TASK DETAILS. Write out the listing below without alteration, omitting its pictures.

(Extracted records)
============================================================
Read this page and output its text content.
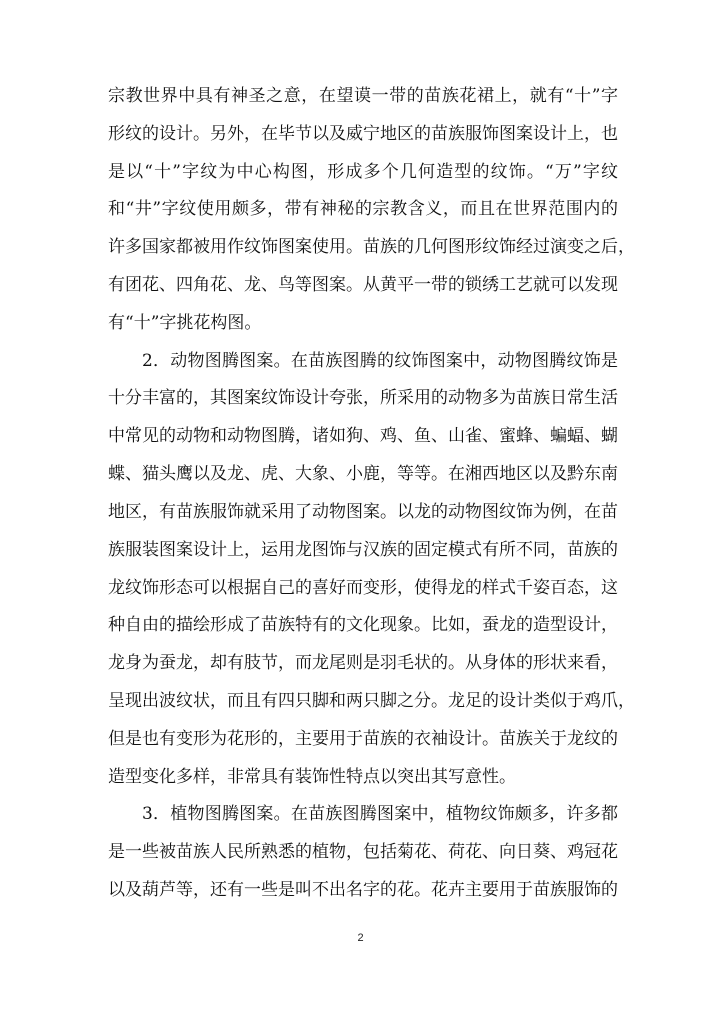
宗教世界中具有神圣之意，在望谟一带的苗族花裙上，就有“十”字
形纹的设计。另外，在毕节以及威宁地区的苗族服饰图案设计上，也
是以“十”字纹为中心构图，形成多个几何造型的纹饰。“万”字纹
和“井”字纹使用颇多，带有神秘的宗教含义，而且在世界范围内的
许多国家都被用作纹饰图案使用。苗族的几何图形纹饰经过演变之后，
有团花、四角花、龙、鸟等图案。从黄平一带的锁绣工艺就可以发现
有“十”字挑花构图。
2．动物图腾图案。在苗族图腾的纹饰图案中，动物图腾纹饰是
十分丰富的，其图案纹饰设计夸张，所采用的动物多为苗族日常生活
中常见的动物和动物图腾，诸如狗、鸡、鱼、山雀、蜜蜂、蝙蝠、蝴
蝶、猫头鹰以及龙、虎、大象、小鹿，等等。在湘西地区以及黔东南
地区，有苗族服饰就采用了动物图案。以龙的动物图纹饰为例，在苗
族服装图案设计上，运用龙图饰与汉族的固定模式有所不同，苗族的
龙纹饰形态可以根据自己的喜好而变形，使得龙的样式千姿百态，这
种自由的描绘形成了苗族特有的文化现象。比如，蚕龙的造型设计，
龙身为蚕龙，却有肢节，而龙尾则是羽毛状的。从身体的形状来看，
呈现出波纹状，而且有四只脚和两只脚之分。龙足的设计类似于鸡爪，
但是也有变形为花形的，主要用于苗族的衣袖设计。苗族关于龙纹的
造型变化多样，非常具有装饰性特点以突出其写意性。
3．植物图腾图案。在苗族图腾图案中，植物纹饰颇多，许多都
是一些被苗族人民所熟悉的植物，包括菊花、荷花、向日葵、鸡冠花
以及葫芦等，还有一些是叫不出名字的花。花卉主要用于苗族服饰的
2
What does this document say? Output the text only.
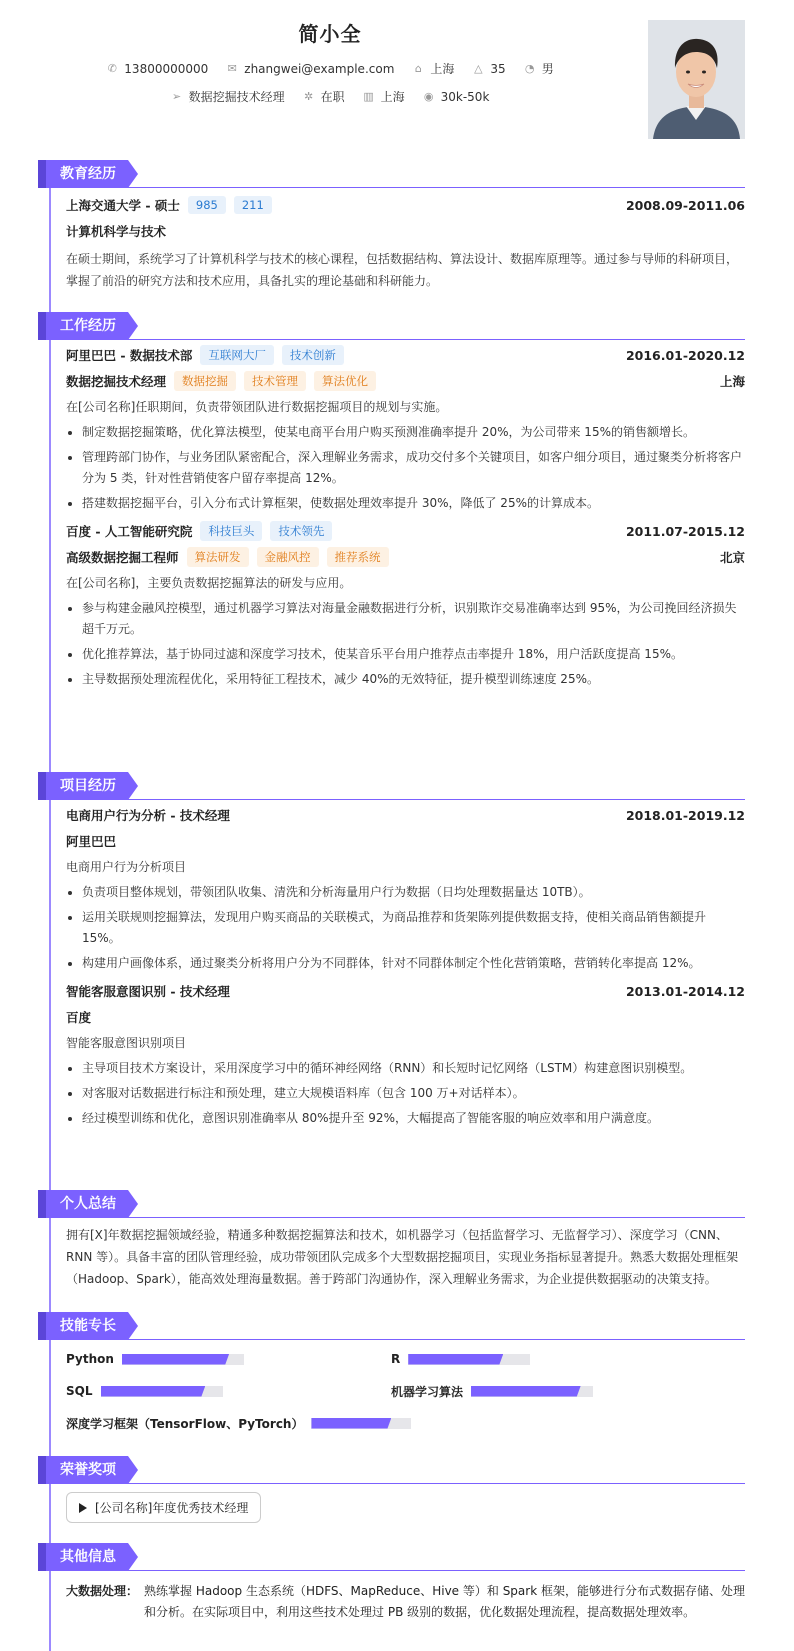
简小全
✆ 13800000000 ✉ zhangwei@example.com ⌂ 上海 △ 35 ◔ 男
➢ 数据挖掘技术经理 ✲ 在职 ▥ 上海 ◉ 30k-50k
教育经历
上海交通大学 - 硕士	985	211	2008.09-2011.06
计算机科学与技术
在硕士期间，系统学习了计算机科学与技术的核心课程，包括数据结构、算法设计、数据库原理等。通过参与导师的科研项目，掌握了前沿的研究方法和技术应用，具备扎实的理论基础和科研能力。
工作经历
阿里巴巴 - 数据技术部	互联网大厂	技术创新	2016.01-2020.12
数据挖掘技术经理	数据挖掘	技术管理	算法优化	上海
在[公司名称]任职期间，负责带领团队进行数据挖掘项目的规划与实施。
制定数据挖掘策略，优化算法模型，使某电商平台用户购买预测准确率提升 20%，为公司带来 15%的销售额增长。
管理跨部门协作，与业务团队紧密配合，深入理解业务需求，成功交付多个关键项目，如客户细分项目，通过聚类分析将客户分为 5 类，针对性营销使客户留存率提高 12%。
搭建数据挖掘平台，引入分布式计算框架，使数据处理效率提升 30%，降低了 25%的计算成本。
百度 - 人工智能研究院	科技巨头	技术领先	2011.07-2015.12
高级数据挖掘工程师	算法研发	金融风控	推荐系统	北京
在[公司名称]，主要负责数据挖掘算法的研发与应用。
参与构建金融风控模型，通过机器学习算法对海量金融数据进行分析，识别欺诈交易准确率达到 95%，为公司挽回经济损失超千万元。
优化推荐算法，基于协同过滤和深度学习技术，使某音乐平台用户推荐点击率提升 18%，用户活跃度提高 15%。
主导数据预处理流程优化，采用特征工程技术，减少 40%的无效特征，提升模型训练速度 25%。
项目经历
电商用户行为分析 - 技术经理	2018.01-2019.12
阿里巴巴
电商用户行为分析项目
负责项目整体规划，带领团队收集、清洗和分析海量用户行为数据（日均处理数据量达 10TB）。
运用关联规则挖掘算法，发现用户购买商品的关联模式，为商品推荐和货架陈列提供数据支持，使相关商品销售额提升 15%。
构建用户画像体系，通过聚类分析将用户分为不同群体，针对不同群体制定个性化营销策略，营销转化率提高 12%。
智能客服意图识别 - 技术经理	2013.01-2014.12
百度
智能客服意图识别项目
主导项目技术方案设计，采用深度学习中的循环神经网络（RNN）和长短时记忆网络（LSTM）构建意图识别模型。
对客服对话数据进行标注和预处理，建立大规模语料库（包含 100 万+对话样本）。
经过模型训练和优化，意图识别准确率从 80%提升至 92%，大幅提高了智能客服的响应效率和用户满意度。
个人总结
拥有[X]年数据挖掘领域经验，精通多种数据挖掘算法和技术，如机器学习（包括监督学习、无监督学习）、深度学习（CNN、RNN 等）。具备丰富的团队管理经验，成功带领团队完成多个大型数据挖掘项目，实现业务指标显著提升。熟悉大数据处理框架（Hadoop、Spark），能高效处理海量数据。善于跨部门沟通协作，深入理解业务需求，为企业提供数据驱动的决策支持。
技能专长
Python	R
SQL	机器学习算法
深度学习框架（TensorFlow、PyTorch）
荣誉奖项
[公司名称]年度优秀技术经理
其他信息
大数据处理： 熟练掌握 Hadoop 生态系统（HDFS、MapReduce、Hive 等）和 Spark 框架，能够进行分布式数据存储、处理和分析。在实际项目中，利用这些技术处理过 PB 级别的数据，优化数据处理流程，提高数据处理效率。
============================================================
ANSWER TO THIS EXERCISE.
Read this page and output its text content.
宗教世界中具有神圣之意，在望谟一带的苗族花裙上，就有“十”字
形纹的设计。另外，在毕节以及威宁地区的苗族服饰图案设计上，也
是以“十”字纹为中心构图，形成多个几何造型的纹饰。“万”字纹
和“井”字纹使用颇多，带有神秘的宗教含义，而且在世界范围内的
许多国家都被用作纹饰图案使用。苗族的几何图形纹饰经过演变之后，
有团花、四角花、龙、鸟等图案。从黄平一带的锁绣工艺就可以发现
有“十”字挑花构图。
2．动物图腾图案。在苗族图腾的纹饰图案中，动物图腾纹饰是
十分丰富的，其图案纹饰设计夸张，所采用的动物多为苗族日常生活
中常见的动物和动物图腾，诸如狗、鸡、鱼、山雀、蜜蜂、蝙蝠、蝴
蝶、猫头鹰以及龙、虎、大象、小鹿，等等。在湘西地区以及黔东南
地区，有苗族服饰就采用了动物图案。以龙的动物图纹饰为例，在苗
族服装图案设计上，运用龙图饰与汉族的固定模式有所不同，苗族的
龙纹饰形态可以根据自己的喜好而变形，使得龙的样式千姿百态，这
种自由的描绘形成了苗族特有的文化现象。比如，蚕龙的造型设计，
龙身为蚕龙，却有肢节，而龙尾则是羽毛状的。从身体的形状来看，
呈现出波纹状，而且有四只脚和两只脚之分。龙足的设计类似于鸡爪，
但是也有变形为花形的，主要用于苗族的衣袖设计。苗族关于龙纹的
造型变化多样，非常具有装饰性特点以突出其写意性。
3．植物图腾图案。在苗族图腾图案中，植物纹饰颇多，许多都
是一些被苗族人民所熟悉的植物，包括菊花、荷花、向日葵、鸡冠花
以及葫芦等，还有一些是叫不出名字的花。花卉主要用于苗族服饰的
2
What does this document say? Output the text only.
简小全
✆ 13800000000 ✉ zhangwei@example.com ⌂ 上海 △ 35 ◔ 男
➢ 数据挖掘技术经理 ✲ 在职 ▥ 上海 ◉ 30k-50k
教育经历
上海交通大学 - 硕士	985	211	2008.09-2011.06
计算机科学与技术
在硕士期间，系统学习了计算机科学与技术的核心课程，包括数据结构、算法设计、数据库原理等。通过参与导师的科研项目，掌握了前沿的研究方法和技术应用，具备扎实的理论基础和科研能力。
工作经历
阿里巴巴 - 数据技术部	互联网大厂	技术创新	2016.01-2020.12
数据挖掘技术经理	数据挖掘	技术管理	算法优化	上海
在[公司名称]任职期间，负责带领团队进行数据挖掘项目的规划与实施。
制定数据挖掘策略，优化算法模型，使某电商平台用户购买预测准确率提升 20%，为公司带来 15%的销售额增长。
管理跨部门协作，与业务团队紧密配合，深入理解业务需求，成功交付多个关键项目，如客户细分项目，通过聚类分析将客户分为 5 类，针对性营销使客户留存率提高 12%。
搭建数据挖掘平台，引入分布式计算框架，使数据处理效率提升 30%，降低了 25%的计算成本。
百度 - 人工智能研究院	科技巨头	技术领先	2011.07-2015.12
高级数据挖掘工程师	算法研发	金融风控	推荐系统	北京
在[公司名称]，主要负责数据挖掘算法的研发与应用。
参与构建金融风控模型，通过机器学习算法对海量金融数据进行分析，识别欺诈交易准确率达到 95%，为公司挽回经济损失超千万元。
优化推荐算法，基于协同过滤和深度学习技术，使某音乐平台用户推荐点击率提升 18%，用户活跃度提高 15%。
主导数据预处理流程优化，采用特征工程技术，减少 40%的无效特征，提升模型训练速度 25%。
项目经历
电商用户行为分析 - 技术经理	2018.01-2019.12
阿里巴巴
电商用户行为分析项目
负责项目整体规划，带领团队收集、清洗和分析海量用户行为数据（日均处理数据量达 10TB）。
运用关联规则挖掘算法，发现用户购买商品的关联模式，为商品推荐和货架陈列提供数据支持，使相关商品销售额提升 15%。
构建用户画像体系，通过聚类分析将用户分为不同群体，针对不同群体制定个性化营销策略，营销转化率提高 12%。
智能客服意图识别 - 技术经理	2013.01-2014.12
百度
智能客服意图识别项目
主导项目技术方案设计，采用深度学习中的循环神经网络（RNN）和长短时记忆网络（LSTM）构建意图识别模型。
对客服对话数据进行标注和预处理，建立大规模语料库（包含 100 万+对话样本）。
经过模型训练和优化，意图识别准确率从 80%提升至 92%，大幅提高了智能客服的响应效率和用户满意度。
个人总结
拥有[X]年数据挖掘领域经验，精通多种数据挖掘算法和技术，如机器学习（包括监督学习、无监督学习）、深度学习（CNN、RNN 等）。具备丰富的团队管理经验，成功带领团队完成多个大型数据挖掘项目，实现业务指标显著提升。熟悉大数据处理框架（Hadoop、Spark），能高效处理海量数据。善于跨部门沟通协作，深入理解业务需求，为企业提供数据驱动的决策支持。
技能专长
Python	R
SQL	机器学习算法
深度学习框架（TensorFlow、PyTorch）
荣誉奖项
[公司名称]年度优秀技术经理
其他信息
大数据处理： 熟练掌握 Hadoop 生态系统（HDFS、MapReduce、Hive 等）和 Spark 框架，能够进行分布式数据存储、处理和分析。在实际项目中，利用这些技术处理过 PB 级别的数据，优化数据处理流程，提高数据处理效率。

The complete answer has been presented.